* _Record set_:
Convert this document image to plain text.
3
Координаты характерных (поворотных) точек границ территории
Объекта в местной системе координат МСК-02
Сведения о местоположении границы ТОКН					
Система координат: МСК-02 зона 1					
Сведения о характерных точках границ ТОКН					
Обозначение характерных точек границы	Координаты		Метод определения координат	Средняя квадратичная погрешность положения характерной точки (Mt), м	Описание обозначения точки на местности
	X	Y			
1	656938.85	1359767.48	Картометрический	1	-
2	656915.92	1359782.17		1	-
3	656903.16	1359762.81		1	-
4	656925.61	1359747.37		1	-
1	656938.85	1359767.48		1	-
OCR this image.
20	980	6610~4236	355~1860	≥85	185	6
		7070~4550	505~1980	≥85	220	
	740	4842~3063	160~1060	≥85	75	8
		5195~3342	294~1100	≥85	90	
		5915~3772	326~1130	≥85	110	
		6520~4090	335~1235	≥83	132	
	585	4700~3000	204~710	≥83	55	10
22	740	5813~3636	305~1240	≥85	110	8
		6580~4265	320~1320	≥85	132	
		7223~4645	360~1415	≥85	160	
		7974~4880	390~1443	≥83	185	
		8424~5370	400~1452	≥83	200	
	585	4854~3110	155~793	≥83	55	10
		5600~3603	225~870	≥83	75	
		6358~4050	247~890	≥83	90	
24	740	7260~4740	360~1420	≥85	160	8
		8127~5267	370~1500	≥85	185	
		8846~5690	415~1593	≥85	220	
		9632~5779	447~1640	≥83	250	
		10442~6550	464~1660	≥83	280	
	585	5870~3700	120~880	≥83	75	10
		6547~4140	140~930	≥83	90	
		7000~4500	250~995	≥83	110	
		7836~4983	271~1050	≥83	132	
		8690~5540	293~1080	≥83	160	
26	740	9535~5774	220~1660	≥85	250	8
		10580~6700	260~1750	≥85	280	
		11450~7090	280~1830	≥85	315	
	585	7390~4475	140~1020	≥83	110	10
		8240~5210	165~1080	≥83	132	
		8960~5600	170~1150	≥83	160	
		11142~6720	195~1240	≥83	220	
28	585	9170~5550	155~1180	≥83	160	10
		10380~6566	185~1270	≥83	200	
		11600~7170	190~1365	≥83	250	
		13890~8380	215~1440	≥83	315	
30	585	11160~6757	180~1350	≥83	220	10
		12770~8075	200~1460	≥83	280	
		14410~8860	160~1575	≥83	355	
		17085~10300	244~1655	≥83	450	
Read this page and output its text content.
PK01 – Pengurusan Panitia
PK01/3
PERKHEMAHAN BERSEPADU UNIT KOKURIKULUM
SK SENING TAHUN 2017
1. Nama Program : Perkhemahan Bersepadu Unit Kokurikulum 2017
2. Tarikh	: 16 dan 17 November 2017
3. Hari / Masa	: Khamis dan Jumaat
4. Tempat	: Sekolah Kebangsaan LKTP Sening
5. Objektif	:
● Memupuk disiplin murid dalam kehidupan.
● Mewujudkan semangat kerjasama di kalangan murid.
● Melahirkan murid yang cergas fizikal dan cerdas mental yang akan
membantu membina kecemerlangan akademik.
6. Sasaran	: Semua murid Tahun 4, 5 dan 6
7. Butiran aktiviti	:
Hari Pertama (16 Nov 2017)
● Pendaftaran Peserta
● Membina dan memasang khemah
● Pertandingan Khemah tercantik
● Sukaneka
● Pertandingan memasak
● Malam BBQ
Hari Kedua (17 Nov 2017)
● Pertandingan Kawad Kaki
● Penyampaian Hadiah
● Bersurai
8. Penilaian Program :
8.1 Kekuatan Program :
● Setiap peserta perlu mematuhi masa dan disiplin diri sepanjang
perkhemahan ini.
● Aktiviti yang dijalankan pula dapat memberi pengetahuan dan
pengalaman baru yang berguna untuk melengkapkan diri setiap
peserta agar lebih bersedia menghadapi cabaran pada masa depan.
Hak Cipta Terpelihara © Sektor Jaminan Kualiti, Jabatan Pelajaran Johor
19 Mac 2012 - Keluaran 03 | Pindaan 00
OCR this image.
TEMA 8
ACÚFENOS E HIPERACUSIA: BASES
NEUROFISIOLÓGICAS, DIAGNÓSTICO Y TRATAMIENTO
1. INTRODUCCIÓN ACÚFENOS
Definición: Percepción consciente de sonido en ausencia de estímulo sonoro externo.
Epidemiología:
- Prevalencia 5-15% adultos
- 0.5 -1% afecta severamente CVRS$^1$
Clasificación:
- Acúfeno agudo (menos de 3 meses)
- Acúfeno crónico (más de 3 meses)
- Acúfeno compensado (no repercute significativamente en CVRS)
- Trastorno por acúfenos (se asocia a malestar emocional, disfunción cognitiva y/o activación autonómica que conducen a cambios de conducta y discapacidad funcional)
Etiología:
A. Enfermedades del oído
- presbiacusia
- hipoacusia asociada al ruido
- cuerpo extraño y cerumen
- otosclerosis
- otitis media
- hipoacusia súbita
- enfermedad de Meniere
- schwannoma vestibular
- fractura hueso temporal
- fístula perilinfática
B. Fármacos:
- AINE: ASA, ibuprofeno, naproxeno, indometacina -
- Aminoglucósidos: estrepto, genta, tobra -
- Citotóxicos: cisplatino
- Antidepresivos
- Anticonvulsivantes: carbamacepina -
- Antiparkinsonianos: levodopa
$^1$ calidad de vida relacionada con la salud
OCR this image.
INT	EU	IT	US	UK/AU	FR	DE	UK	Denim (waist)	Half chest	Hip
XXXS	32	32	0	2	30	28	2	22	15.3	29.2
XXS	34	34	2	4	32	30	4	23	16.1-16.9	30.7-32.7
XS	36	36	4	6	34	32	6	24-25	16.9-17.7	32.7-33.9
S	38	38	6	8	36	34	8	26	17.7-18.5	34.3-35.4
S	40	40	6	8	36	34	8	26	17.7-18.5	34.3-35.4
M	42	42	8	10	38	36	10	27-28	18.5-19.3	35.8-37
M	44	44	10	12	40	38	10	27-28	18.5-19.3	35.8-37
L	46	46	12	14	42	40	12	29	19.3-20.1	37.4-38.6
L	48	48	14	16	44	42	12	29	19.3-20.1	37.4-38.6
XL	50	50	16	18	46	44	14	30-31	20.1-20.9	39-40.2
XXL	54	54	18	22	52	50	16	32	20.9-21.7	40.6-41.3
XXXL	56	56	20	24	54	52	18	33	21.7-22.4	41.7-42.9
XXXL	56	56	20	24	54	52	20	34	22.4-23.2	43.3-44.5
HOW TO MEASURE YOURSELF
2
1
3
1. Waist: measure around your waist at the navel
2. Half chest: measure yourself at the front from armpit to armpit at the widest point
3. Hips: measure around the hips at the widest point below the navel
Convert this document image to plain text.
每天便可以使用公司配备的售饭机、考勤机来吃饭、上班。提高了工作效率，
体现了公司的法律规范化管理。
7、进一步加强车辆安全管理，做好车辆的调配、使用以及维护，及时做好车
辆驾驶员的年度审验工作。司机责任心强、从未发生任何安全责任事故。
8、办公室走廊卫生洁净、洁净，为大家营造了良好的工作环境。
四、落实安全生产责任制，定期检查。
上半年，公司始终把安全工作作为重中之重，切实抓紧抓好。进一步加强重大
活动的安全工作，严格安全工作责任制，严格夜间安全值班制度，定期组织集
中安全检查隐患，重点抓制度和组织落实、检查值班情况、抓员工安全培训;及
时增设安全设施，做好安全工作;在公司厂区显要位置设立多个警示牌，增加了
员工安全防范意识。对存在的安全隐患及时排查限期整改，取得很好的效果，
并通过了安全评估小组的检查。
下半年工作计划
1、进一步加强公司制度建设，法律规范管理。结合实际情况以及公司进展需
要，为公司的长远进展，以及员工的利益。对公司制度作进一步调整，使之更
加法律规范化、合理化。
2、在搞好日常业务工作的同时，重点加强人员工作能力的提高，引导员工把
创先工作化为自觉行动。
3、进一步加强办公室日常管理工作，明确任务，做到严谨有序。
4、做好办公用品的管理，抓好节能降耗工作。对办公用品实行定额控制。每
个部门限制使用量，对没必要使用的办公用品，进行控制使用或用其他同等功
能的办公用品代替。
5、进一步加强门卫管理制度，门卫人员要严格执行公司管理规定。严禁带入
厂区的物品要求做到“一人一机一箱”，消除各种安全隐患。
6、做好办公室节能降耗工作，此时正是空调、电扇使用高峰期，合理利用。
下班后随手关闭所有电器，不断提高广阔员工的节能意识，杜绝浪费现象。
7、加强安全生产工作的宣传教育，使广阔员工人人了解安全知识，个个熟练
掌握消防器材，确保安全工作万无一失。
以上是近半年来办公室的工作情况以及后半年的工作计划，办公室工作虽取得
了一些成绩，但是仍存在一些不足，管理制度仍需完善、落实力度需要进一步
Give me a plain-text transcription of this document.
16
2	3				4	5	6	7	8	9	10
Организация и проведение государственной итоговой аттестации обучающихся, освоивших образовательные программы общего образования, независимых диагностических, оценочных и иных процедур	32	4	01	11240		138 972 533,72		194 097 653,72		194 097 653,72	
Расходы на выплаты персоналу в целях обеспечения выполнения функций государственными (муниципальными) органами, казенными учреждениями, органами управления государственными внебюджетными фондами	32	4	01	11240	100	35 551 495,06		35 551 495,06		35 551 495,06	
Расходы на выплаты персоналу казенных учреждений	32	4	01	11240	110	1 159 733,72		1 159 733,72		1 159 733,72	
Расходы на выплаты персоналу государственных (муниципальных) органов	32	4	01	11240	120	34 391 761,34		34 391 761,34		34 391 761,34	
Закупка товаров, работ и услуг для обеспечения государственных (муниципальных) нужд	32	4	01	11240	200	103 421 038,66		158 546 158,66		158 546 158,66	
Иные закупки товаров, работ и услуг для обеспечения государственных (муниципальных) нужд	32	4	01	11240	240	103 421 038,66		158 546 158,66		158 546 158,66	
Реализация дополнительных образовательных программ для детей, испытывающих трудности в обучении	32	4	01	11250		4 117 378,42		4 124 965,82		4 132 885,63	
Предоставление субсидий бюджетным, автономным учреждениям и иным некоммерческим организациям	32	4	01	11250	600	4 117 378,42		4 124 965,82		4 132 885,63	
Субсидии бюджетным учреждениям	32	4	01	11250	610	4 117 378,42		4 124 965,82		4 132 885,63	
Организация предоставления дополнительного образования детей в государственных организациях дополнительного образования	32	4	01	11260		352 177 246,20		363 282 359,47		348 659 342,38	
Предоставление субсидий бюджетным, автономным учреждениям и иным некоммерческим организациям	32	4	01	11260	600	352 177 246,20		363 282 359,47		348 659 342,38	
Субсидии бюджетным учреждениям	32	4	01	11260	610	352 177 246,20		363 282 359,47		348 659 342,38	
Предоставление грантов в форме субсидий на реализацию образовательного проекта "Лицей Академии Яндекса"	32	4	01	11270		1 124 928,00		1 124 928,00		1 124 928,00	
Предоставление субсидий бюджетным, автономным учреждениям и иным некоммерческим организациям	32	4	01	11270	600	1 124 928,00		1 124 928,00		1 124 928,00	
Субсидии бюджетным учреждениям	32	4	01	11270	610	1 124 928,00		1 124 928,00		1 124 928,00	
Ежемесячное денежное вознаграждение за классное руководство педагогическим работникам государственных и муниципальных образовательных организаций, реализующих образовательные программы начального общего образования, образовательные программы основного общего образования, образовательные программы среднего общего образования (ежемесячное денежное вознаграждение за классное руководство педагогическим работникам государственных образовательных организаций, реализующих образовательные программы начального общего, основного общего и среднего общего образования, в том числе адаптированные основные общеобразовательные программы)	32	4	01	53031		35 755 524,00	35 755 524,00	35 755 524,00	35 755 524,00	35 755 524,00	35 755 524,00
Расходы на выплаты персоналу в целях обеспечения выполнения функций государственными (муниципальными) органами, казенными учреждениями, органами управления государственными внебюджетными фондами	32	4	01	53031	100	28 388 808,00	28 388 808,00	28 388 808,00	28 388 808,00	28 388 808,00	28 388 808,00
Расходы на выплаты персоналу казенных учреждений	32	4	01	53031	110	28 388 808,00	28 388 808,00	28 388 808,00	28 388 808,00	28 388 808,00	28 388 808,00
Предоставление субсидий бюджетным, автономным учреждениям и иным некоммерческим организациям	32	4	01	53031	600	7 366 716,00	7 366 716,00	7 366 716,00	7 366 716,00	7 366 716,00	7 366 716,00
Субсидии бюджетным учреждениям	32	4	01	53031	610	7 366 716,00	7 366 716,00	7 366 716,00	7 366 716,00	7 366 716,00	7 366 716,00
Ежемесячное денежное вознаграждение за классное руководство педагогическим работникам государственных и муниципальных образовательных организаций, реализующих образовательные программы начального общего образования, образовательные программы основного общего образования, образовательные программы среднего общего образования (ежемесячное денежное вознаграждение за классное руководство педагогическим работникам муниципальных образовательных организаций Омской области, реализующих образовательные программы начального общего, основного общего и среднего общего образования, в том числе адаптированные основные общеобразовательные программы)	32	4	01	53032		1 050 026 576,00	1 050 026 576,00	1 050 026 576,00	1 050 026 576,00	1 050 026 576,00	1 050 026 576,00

* _Exercise directions_: Give nothing but the number of lines containing the string "классное".

* _Answer below_: 2